- _Goal_:
Put each line of the material below into a Markdown table with two columns, No. and Entry: give the row number under No. and the line under Entry, and leave out any blank lines.

**** Records shown

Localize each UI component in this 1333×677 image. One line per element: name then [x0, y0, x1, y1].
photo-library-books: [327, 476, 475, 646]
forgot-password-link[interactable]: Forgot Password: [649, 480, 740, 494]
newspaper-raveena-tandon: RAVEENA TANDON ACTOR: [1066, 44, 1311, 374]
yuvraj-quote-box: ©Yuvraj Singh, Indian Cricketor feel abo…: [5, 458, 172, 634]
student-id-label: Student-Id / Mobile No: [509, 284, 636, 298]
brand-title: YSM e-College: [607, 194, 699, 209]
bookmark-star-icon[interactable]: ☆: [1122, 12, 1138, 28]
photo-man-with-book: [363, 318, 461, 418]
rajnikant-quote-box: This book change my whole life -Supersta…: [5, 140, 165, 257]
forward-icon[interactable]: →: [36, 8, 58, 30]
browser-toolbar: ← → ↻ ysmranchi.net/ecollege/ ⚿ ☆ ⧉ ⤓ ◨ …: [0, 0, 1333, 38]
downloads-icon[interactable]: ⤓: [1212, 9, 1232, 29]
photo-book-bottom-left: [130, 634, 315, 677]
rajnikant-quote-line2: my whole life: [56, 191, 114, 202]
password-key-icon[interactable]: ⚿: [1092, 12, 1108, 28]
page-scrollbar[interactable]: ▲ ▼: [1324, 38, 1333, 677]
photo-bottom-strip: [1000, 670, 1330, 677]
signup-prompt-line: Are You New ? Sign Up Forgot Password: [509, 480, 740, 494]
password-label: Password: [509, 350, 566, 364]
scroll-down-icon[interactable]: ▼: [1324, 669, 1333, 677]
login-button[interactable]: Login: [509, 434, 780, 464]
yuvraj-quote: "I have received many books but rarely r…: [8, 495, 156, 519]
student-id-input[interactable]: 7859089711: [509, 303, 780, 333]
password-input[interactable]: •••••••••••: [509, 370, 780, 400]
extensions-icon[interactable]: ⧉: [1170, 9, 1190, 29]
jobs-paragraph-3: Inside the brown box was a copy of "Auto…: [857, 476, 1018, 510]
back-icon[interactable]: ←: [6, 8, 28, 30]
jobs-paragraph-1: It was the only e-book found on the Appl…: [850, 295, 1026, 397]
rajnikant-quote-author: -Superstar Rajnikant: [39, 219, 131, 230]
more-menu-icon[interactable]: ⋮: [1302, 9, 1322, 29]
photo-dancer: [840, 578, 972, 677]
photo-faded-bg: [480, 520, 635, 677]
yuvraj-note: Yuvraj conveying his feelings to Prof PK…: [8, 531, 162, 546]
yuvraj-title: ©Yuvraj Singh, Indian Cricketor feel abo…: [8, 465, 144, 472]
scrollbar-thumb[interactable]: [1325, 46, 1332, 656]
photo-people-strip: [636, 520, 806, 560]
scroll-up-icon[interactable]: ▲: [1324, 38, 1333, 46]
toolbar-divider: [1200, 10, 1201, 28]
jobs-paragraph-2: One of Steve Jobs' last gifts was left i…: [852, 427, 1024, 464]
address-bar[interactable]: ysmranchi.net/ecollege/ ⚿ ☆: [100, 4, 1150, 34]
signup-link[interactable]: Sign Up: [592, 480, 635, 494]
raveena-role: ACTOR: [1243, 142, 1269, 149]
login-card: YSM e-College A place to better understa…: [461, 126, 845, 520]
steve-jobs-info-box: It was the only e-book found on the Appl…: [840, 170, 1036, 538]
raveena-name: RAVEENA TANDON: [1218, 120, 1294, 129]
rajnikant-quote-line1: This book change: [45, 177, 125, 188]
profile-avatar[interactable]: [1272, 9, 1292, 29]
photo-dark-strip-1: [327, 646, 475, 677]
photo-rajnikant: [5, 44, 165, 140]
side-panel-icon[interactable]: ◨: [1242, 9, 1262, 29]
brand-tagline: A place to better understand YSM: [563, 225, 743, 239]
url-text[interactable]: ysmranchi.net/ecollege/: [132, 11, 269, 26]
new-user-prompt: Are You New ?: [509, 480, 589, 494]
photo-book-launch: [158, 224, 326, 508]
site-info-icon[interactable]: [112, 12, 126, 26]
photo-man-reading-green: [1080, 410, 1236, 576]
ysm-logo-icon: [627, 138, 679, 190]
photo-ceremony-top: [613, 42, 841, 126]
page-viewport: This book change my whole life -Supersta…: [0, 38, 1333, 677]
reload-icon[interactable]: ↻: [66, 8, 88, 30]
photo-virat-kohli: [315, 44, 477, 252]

********

- _Reply to the exercise_:
| No. | Entry |
|---|---|
| 1 | Localize each UI component in this 1333×677 image. One line per element: name then [x0, y0, x1, y1]. |
| 2 | photo-library-books: [327, 476, 475, 646] |
| 3 | forgot-password-link[interactable]: Forgot Password: [649, 480, 740, 494] |
| 4 | newspaper-raveena-tandon: RAVEENA TANDON ACTOR: [1066, 44, 1311, 374] |
| 5 | yuvraj-quote-box: ©Yuvraj Singh, Indian Cricketor feel abo…: [5, 458, 172, 634] |
| 6 | student-id-label: Student-Id / Mobile No: [509, 284, 636, 298] |
| 7 | brand-title: YSM e-College: [607, 194, 699, 209] |
| 8 | bookmark-star-icon[interactable]: ☆: [1122, 12, 1138, 28] |
| 9 | photo-man-with-book: [363, 318, 461, 418] |
| 10 | rajnikant-quote-box: This book change my whole life -Supersta…: [5, 140, 165, 257] |
| 11 | forward-icon[interactable]: →: [36, 8, 58, 30] |
| 12 | browser-toolbar: ← → ↻ ysmranchi.net/ecollege/ ⚿ ☆ ⧉ ⤓ ◨ …: [0, 0, 1333, 38] |
| 13 | downloads-icon[interactable]: ⤓: [1212, 9, 1232, 29] |
| 14 | photo-book-bottom-left: [130, 634, 315, 677] |
| 15 | rajnikant-quote-line2: my whole life: [56, 191, 114, 202] |
| 16 | password-key-icon[interactable]: ⚿: [1092, 12, 1108, 28] |
| 17 | page-scrollbar[interactable]: ▲ ▼: [1324, 38, 1333, 677] |
| 18 | photo-bottom-strip: [1000, 670, 1330, 677] |
| 19 | signup-prompt-line: Are You New ? Sign Up Forgot Password: [509, 480, 740, 494] |
| 20 | password-label: Password: [509, 350, 566, 364] |
| 21 | scroll-down-icon[interactable]: ▼: [1324, 669, 1333, 677] |
| 22 | login-button[interactable]: Login: [509, 434, 780, 464] |
| 23 | yuvraj-quote: "I have received many books but rarely r…: [8, 495, 156, 519] |
| 24 | student-id-input[interactable]: 7859089711: [509, 303, 780, 333] |
| 25 | password-input[interactable]: •••••••••••: [509, 370, 780, 400] |
| 26 | extensions-icon[interactable]: ⧉: [1170, 9, 1190, 29] |
| 27 | jobs-paragraph-3: Inside the brown box was a copy of "Auto…: [857, 476, 1018, 510] |
| 28 | back-icon[interactable]: ←: [6, 8, 28, 30] |
| 29 | jobs-paragraph-1: It was the only e-book found on the Appl…: [850, 295, 1026, 397] |
| 30 | rajnikant-quote-author: -Superstar Rajnikant: [39, 219, 131, 230] |
| 31 | more-menu-icon[interactable]: ⋮: [1302, 9, 1322, 29] |
| 32 | photo-dancer: [840, 578, 972, 677] |
| 33 | photo-faded-bg: [480, 520, 635, 677] |
| 34 | yuvraj-note: Yuvraj conveying his feelings to Prof PK…: [8, 531, 162, 546] |
| 35 | yuvraj-title: ©Yuvraj Singh, Indian Cricketor feel abo…: [8, 465, 144, 472] |
| 36 | scrollbar-thumb[interactable]: [1325, 46, 1332, 656] |
| 37 | photo-people-strip: [636, 520, 806, 560] |
| 38 | scroll-up-icon[interactable]: ▲: [1324, 38, 1333, 46] |
| 39 | toolbar-divider: [1200, 10, 1201, 28] |
| 40 | jobs-paragraph-2: One of Steve Jobs' last gifts was left i…: [852, 427, 1024, 464] |
| 41 | address-bar[interactable]: ysmranchi.net/ecollege/ ⚿ ☆: [100, 4, 1150, 34] |
| 42 | signup-link[interactable]: Sign Up: [592, 480, 635, 494] |
| 43 | raveena-role: ACTOR: [1243, 142, 1269, 149] |
| 44 | login-card: YSM e-College A place to better understa…: [461, 126, 845, 520] |
| 45 | steve-jobs-info-box: It was the only e-book found on the Appl…: [840, 170, 1036, 538] |
| 46 | raveena-name: RAVEENA TANDON: [1218, 120, 1294, 129] |
| 47 | rajnikant-quote-line1: This book change: [45, 177, 125, 188] |
| 48 | profile-avatar[interactable]: [1272, 9, 1292, 29] |
| 49 | photo-dark-strip-1: [327, 646, 475, 677] |
| 50 | photo-rajnikant: [5, 44, 165, 140] |
| 51 | side-panel-icon[interactable]: ◨: [1242, 9, 1262, 29] |
| 52 | brand-tagline: A place to better understand YSM: [563, 225, 743, 239] |
| 53 | url-text[interactable]: ysmranchi.net/ecollege/: [132, 11, 269, 26] |
| 54 | new-user-prompt: Are You New ?: [509, 480, 589, 494] |
| 55 | photo-book-launch: [158, 224, 326, 508] |
| 56 | site-info-icon[interactable]: [112, 12, 126, 26] |
| 57 | photo-man-reading-green: [1080, 410, 1236, 576] |
| 58 | ysm-logo-icon: [627, 138, 679, 190] |
| 59 | photo-ceremony-top: [613, 42, 841, 126] |
| 60 | page-viewport: This book change my whole life -Supersta…: [0, 38, 1333, 677] |
| 61 | reload-icon[interactable]: ↻: [66, 8, 88, 30] |
| 62 | photo-virat-kohli: [315, 44, 477, 252] |